=== EXERCISE REQUIREMENTS ===
Search string "umbilical": state how many lines in the material below contain it, and nothing else.

⟨

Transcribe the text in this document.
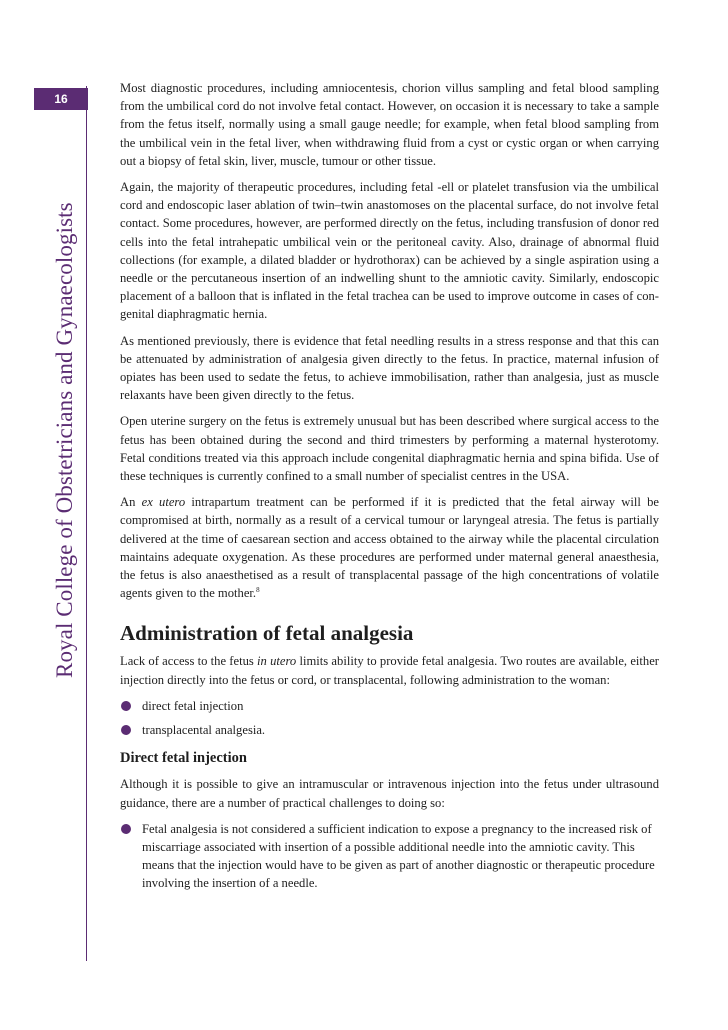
16
Royal College of Obstetricians and Gynaecologists

Most diagnostic procedures, including amniocentesis, chorion villus sampling and fetal blood sampling from the umbilical cord do not involve fetal contact. However, on occasion it is necessary to take a sample from the fetus itself, normally using a small gauge needle; for example, when fetal blood sampling from the umbilical vein in the fetal liver, when withdrawing fluid from a cyst or cystic organ or when carrying out a biopsy of fetal skin, liver, muscle, tumour or other tissue.

Again, the majority of therapeutic procedures, including fetal -ell or platelet transfusion via the umbilical cord and endoscopic laser ablation of twin–twin anastomoses on the placental surface, do not involve fetal contact. Some procedures, however, are performed directly on the fetus, including transfusion of donor red cells into the fetal intrahepatic umbilical vein or the peritoneal cavity. Also, drainage of abnormal fluid collections (for example, a dilated bladder or hydrothorax) can be achieved by a single aspiration using a needle or the percutaneous insertion of an indwelling shunt to the amniotic cavity. Similarly, endoscopic placement of a balloon that is inflated in the fetal trachea can be used to improve outcome in cases of congenital diaphragmatic hernia.

As mentioned previously, there is evidence that fetal needling results in a stress response and that this can be attenuated by administration of analgesia given directly to the fetus. In practice, maternal infusion of opiates has been used to sedate the fetus, to achieve immobilisation, rather than analgesia, just as muscle relaxants have been given directly to the fetus.

Open uterine surgery on the fetus is extremely unusual but has been described where surgical access to the fetus has been obtained during the second and third trimesters by performing a maternal hysterotomy. Fetal conditions treated via this approach include congenital diaphragmatic hernia and spina bifida. Use of these techniques is currently confined to a small number of specialist centres in the USA.

An ex utero intrapartum treatment can be performed if it is predicted that the fetal airway will be compromised at birth, normally as a result of a cervical tumour or laryngeal atresia. The fetus is partially delivered at the time of caesarean section and access obtained to the airway while the placental circulation maintains adequate oxygenation. As these procedures are performed under maternal general anaesthesia, the fetus is also anaesthetised as a result of transplacental passage of the high concentrations of volatile agents given to the mother.$^8$

Administration of fetal analgesia

Lack of access to the fetus in utero limits ability to provide fetal analgesia. Two routes are available, either injection directly into the fetus or cord, or transplacental, following administration to the woman:

direct fetal injection
transplacental analgesia.
Direct fetal injection

Although it is possible to give an intramuscular or intravenous injection into the fetus under ultrasound guidance, there are a number of practical challenges to doing so:

Fetal analgesia is not considered a sufficient indication to expose a pregnancy to the increased risk of miscarriage associated with insertion of a possible additional needle into the amniotic cavity. This means that the injection would have to be given as part of another diagnostic or therapeutic procedure involving the insertion of a needle.
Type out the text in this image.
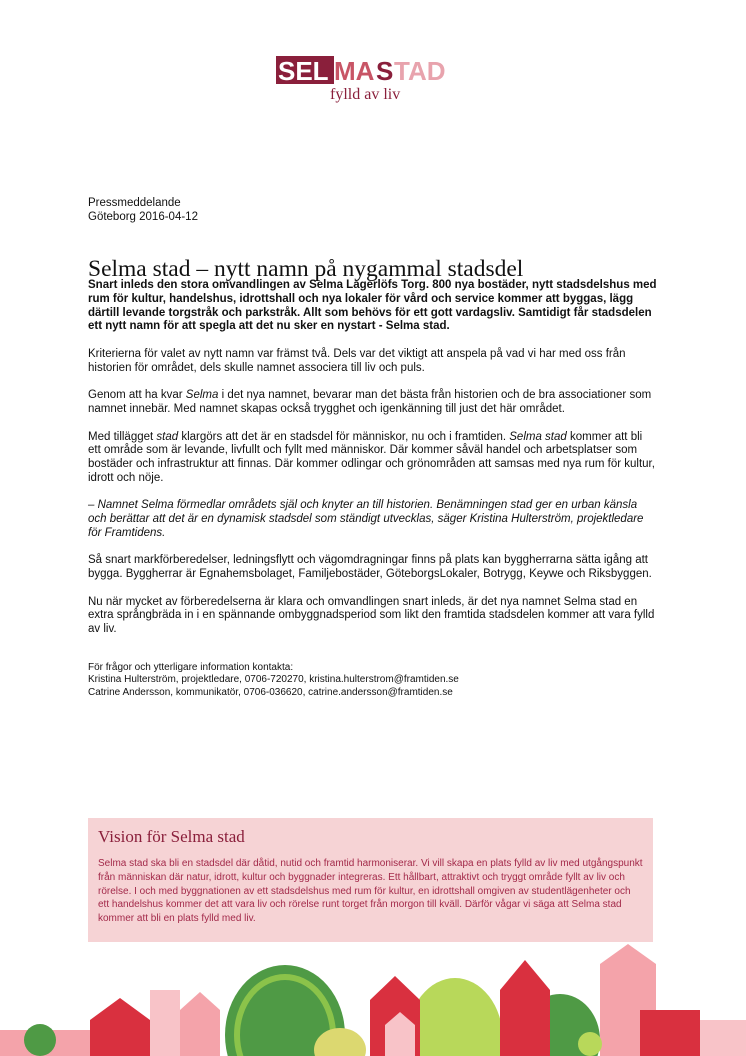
SEL MA S TAD
fylld av liv
Pressmeddelande
Göteborg 2016-04-12
Selma stad – nytt namn på nygammal stadsdel

Snart inleds den stora omvandlingen av Selma Lagerlöfs Torg. 800 nya bostäder, nytt stadsdelshus med rum för kultur, handelshus, idrottshall och nya lokaler för vård och service kommer att byggas, lägg därtill levande torgstråk och parkstråk. Allt som behövs för ett gott vardagsliv. Samtidigt får stadsdelen ett nytt namn för att spegla att det nu sker en nystart - Selma stad.

Kriterierna för valet av nytt namn var främst två. Dels var det viktigt att anspela på vad vi har med oss från historien för området, dels skulle namnet associera till liv och puls.

Genom att ha kvar Selma i det nya namnet, bevarar man det bästa från historien och de bra associationer som namnet innebär. Med namnet skapas också trygghet och igenkänning till just det här området.

Med tillägget stad klargörs att det är en stadsdel för människor, nu och i framtiden. Selma stad kommer att bli ett område som är levande, livfullt och fyllt med människor. Där kommer såväl handel och arbetsplatser som bostäder och infrastruktur att finnas. Där kommer odlingar och grönområden att samsas med nya rum för kultur, idrott och nöje.

– Namnet Selma förmedlar områdets själ och knyter an till historien. Benämningen stad ger en urban känsla och berättar att det är en dynamisk stadsdel som ständigt utvecklas, säger Kristina Hulterström, projektledare för Framtidens.

Så snart markförberedelser, ledningsflytt och vägomdragningar finns på plats kan byggherrarna sätta igång att bygga. Byggherrar är Egnahemsbolaget, Familjebostäder, GöteborgsLokaler, Botrygg, Keywe och Riksbyggen.

Nu när mycket av förberedelserna är klara och omvandlingen snart inleds, är det nya namnet Selma stad en extra språngbräda in i en spännande ombyggnadsperiod som likt den framtida stadsdelen kommer att vara fylld av liv.

För frågor och ytterligare information kontakta:
Kristina Hulterström, projektledare, 0706-720270, kristina.hulterstrom@framtiden.se
Catrine Andersson, kommunikatör, 0706-036620, catrine.andersson@framtiden.se

Vision för Selma stad

Selma stad ska bli en stadsdel där dåtid, nutid och framtid harmoniserar. Vi vill skapa en plats fylld av liv med utgångspunkt från människan där natur, idrott, kultur och byggnader integreras. Ett hållbart, attraktivt och tryggt område fyllt av liv och rörelse. I och med byggnationen av ett stadsdelshus med rum för kultur, en idrottshall omgiven av studentlägenheter och ett handelshus kommer det att vara liv och rörelse runt torget från morgon till kväll. Därför vågar vi säga att Selma stad kommer att bli en plats fylld med liv.
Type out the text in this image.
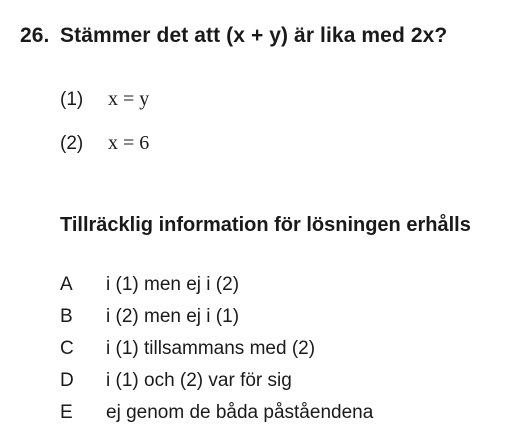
26. Stämmer det att (x + y) är lika med 2x?
(1) x = y
(2) x = 6
Tillräcklig information för lösningen erhålls
A	i (1) men ej i (2)
B	i (2) men ej i (1)
C	i (1) tillsammans med (2)
D	i (1) och (2) var för sig
E	ej genom de båda påståendena
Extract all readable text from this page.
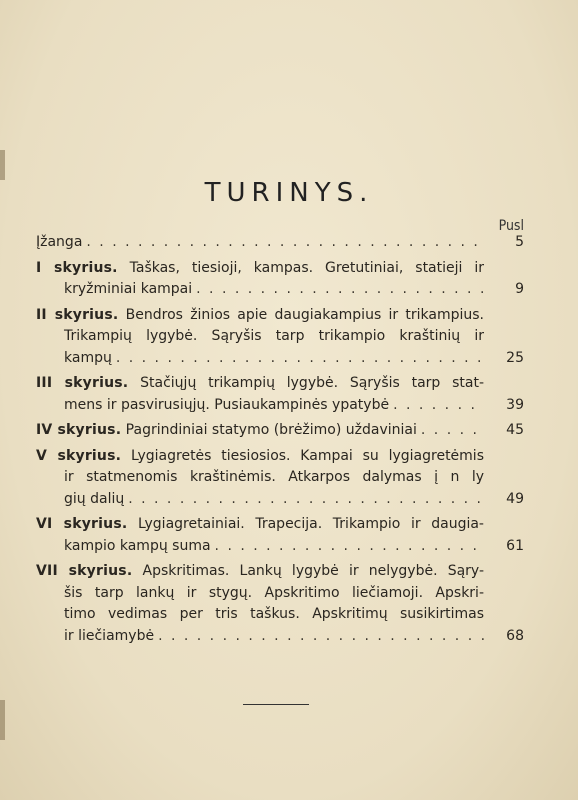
TURINYS.
Pusl
Įžanga . . .	5
I skyrius. Taškas, tiesioji, kampas. Gretutiniai, statieji ir
kryžminiai kampai . . .	9
II skyrius. Bendros žinios apie daugiakampius ir trikampius.
Trikampių lygybė. Sąryšis tarp trikampio kraštinių ir
kampų . . .	25
III skyrius. Stačiųjų trikampių lygybė. Sąryšis tarp stat-
mens ir pasvirusiųjų. Pusiaukampinės ypatybė . . .	39
IV skyrius. Pagrindiniai statymo (brėžimo) uždaviniai . . .	45
V skyrius. Lygiagretės tiesiosios. Kampai su lygiagretėmis
ir statmenomis kraštinėmis. Atkarpos dalymas į n ly
gių dalių . . .	49
VI skyrius. Lygiagretainiai. Trapecija. Trikampio ir daugia-
kampio kampų suma . . .	61
VII skyrius. Apskritimas. Lankų lygybė ir nelygybė. Sąry-
šis tarp lankų ir stygų. Apskritimo liečiamoji. Apskri-
timo vedimas per tris taškus. Apskritimų susikirtimas
ir liečiamybė . . .	68
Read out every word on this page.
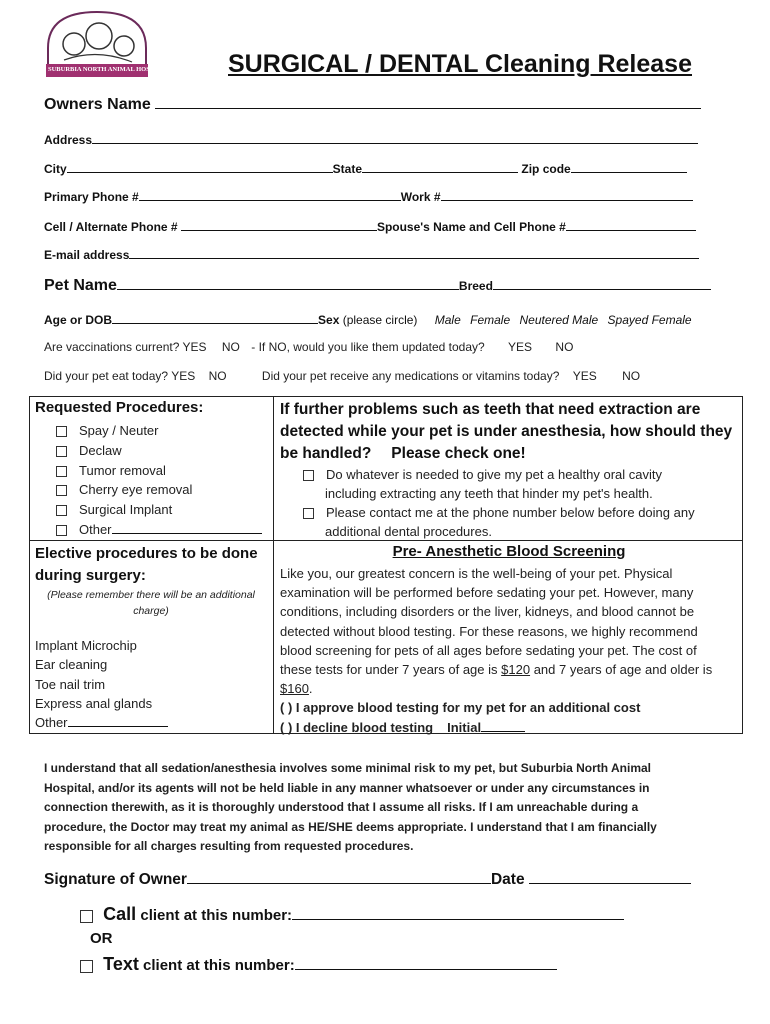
SUBURBIA NORTH ANIMAL HOSPITAL SURGICAL / DENTAL Cleaning Release
Owners Name
Address
City	State	Zip code
Primary Phone #	Work #
Cell / Alternate Phone #	Spouse's Name and Cell Phone #
E-mail address
Pet Name	Breed
Age or DOB	Sex (please circle) Male Female Neutered Male Spayed Female
Are vaccinations current? YES NO - If NO, would you like them updated today? YES NO
Did your pet eat today? YES NO	Did your pet receive any medications or vitamins today? YES NO
Requested Procedures:
Spay / Neuter
Declaw
Tumor removal
Cherry eye removal
Surgical Implant
Other
If further problems such as teeth that need extraction are
detected while your pet is under anesthesia, how should they
be handled? Please check one!
Do whatever is needed to give my pet a healthy oral cavity
including extracting any teeth that hinder my pet's health.
Please contact me at the phone number below before doing any
additional dental procedures.
Elective procedures to be done
during surgery:
(Please remember there will be an additional
charge)
Implant Microchip
Ear cleaning
Toe nail trim
Express anal glands
Other
Pre- Anesthetic Blood Screening
Like you, our greatest concern is the well-being of your pet. Physical
examination will be performed before sedating your pet. However, many
conditions, including disorders or the liver, kidneys, and blood cannot be
detected without blood testing. For these reasons, we highly recommend
blood screening for pets of all ages before sedating your pet. The cost of
these tests for under 7 years of age is $120 and 7 years of age and older is
$160.
( ) I approve blood testing for my pet for an additional cost
( ) I decline blood testing Initial
I understand that all sedation/anesthesia involves some minimal risk to my pet, but Suburbia North Animal
Hospital, and/or its agents will not be held liable in any manner whatsoever or under any circumstances in
connection therewith, as it is thoroughly understood that I assume all risks. If I am unreachable during a
procedure, the Doctor may treat my animal as HE/SHE deems appropriate. I understand that I am financially
responsible for all charges resulting from requested procedures.
Signature of Owner	Date
Call client at this number:
OR
Text client at this number:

⟩

=== RESPONSE TO THIS EXERCISE ===
2